→ **Exercise details**
Scan the lines below for the string "実現損益" and copy every one that has it.

→ **Listed records**
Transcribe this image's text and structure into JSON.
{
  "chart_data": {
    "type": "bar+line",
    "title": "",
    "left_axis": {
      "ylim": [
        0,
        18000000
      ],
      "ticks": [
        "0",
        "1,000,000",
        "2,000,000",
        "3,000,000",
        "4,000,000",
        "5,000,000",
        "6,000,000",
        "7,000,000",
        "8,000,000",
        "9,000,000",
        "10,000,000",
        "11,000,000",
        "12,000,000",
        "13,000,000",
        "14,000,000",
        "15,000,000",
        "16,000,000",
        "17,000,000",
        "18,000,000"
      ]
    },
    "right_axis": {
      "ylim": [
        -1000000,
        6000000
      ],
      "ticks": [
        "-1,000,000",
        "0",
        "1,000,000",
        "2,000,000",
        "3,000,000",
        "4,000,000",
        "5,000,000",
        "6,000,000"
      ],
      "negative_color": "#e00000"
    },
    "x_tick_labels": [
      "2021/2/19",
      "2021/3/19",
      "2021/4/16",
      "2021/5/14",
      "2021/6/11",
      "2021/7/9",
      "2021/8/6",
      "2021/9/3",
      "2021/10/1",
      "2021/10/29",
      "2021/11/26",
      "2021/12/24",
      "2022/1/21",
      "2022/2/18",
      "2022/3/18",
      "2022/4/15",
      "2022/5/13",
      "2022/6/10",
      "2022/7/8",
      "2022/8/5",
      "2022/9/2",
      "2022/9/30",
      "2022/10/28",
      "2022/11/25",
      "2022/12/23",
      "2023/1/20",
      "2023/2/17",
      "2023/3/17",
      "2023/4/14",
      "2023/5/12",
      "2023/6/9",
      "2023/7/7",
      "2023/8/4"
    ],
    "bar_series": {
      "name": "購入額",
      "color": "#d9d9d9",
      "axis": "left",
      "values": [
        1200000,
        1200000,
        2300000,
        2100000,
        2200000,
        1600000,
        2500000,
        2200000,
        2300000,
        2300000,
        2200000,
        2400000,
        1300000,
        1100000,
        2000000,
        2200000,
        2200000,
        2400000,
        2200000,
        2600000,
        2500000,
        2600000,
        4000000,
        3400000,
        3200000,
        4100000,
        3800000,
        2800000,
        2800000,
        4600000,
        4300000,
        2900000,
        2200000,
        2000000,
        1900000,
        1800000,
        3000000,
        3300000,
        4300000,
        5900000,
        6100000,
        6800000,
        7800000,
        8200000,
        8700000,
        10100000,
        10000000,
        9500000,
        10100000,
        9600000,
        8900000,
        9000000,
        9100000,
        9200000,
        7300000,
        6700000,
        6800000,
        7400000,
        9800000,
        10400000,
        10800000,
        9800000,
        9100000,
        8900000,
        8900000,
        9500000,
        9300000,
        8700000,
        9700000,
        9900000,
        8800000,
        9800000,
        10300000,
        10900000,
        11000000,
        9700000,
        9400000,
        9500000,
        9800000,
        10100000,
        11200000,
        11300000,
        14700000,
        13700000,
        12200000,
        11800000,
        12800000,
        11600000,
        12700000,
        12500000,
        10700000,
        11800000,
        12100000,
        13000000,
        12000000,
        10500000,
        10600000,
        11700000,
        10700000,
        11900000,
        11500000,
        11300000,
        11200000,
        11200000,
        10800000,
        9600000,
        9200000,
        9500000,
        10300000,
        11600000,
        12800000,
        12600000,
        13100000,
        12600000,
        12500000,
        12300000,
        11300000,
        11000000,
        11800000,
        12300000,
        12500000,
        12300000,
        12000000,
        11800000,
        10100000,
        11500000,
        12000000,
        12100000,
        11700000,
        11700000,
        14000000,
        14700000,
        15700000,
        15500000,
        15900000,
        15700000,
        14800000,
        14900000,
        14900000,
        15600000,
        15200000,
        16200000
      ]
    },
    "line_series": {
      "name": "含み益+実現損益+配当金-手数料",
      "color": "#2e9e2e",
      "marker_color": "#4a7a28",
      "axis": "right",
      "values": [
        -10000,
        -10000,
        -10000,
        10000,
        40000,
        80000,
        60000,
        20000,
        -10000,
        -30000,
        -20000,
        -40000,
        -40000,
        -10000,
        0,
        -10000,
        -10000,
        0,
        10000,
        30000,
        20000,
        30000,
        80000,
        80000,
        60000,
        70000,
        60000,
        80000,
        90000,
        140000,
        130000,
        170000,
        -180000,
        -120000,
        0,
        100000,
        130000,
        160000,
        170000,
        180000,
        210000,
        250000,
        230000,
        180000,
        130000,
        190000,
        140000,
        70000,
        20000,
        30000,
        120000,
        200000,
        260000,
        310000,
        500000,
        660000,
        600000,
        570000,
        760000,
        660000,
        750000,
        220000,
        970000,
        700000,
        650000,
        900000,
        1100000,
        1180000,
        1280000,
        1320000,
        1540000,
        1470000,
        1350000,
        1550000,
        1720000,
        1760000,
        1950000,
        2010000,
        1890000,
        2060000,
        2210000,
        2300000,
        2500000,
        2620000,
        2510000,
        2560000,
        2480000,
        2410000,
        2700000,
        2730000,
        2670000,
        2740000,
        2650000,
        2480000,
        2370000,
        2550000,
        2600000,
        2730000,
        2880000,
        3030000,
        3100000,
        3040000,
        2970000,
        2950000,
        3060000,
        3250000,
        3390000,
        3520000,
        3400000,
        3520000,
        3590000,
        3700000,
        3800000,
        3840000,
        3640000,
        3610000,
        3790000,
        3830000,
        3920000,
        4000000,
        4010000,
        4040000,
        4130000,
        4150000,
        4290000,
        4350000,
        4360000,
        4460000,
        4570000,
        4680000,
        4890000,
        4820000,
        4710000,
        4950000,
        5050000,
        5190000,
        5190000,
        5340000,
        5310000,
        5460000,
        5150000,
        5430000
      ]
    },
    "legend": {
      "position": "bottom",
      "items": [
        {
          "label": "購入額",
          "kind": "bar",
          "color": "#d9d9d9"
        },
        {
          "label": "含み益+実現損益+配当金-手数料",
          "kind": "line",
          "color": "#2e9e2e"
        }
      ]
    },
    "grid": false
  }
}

→ **Task output**
      "name": "含み益+実現損益+配当金-手数料",
          "label": "含み益+実現損益+配当金-手数料",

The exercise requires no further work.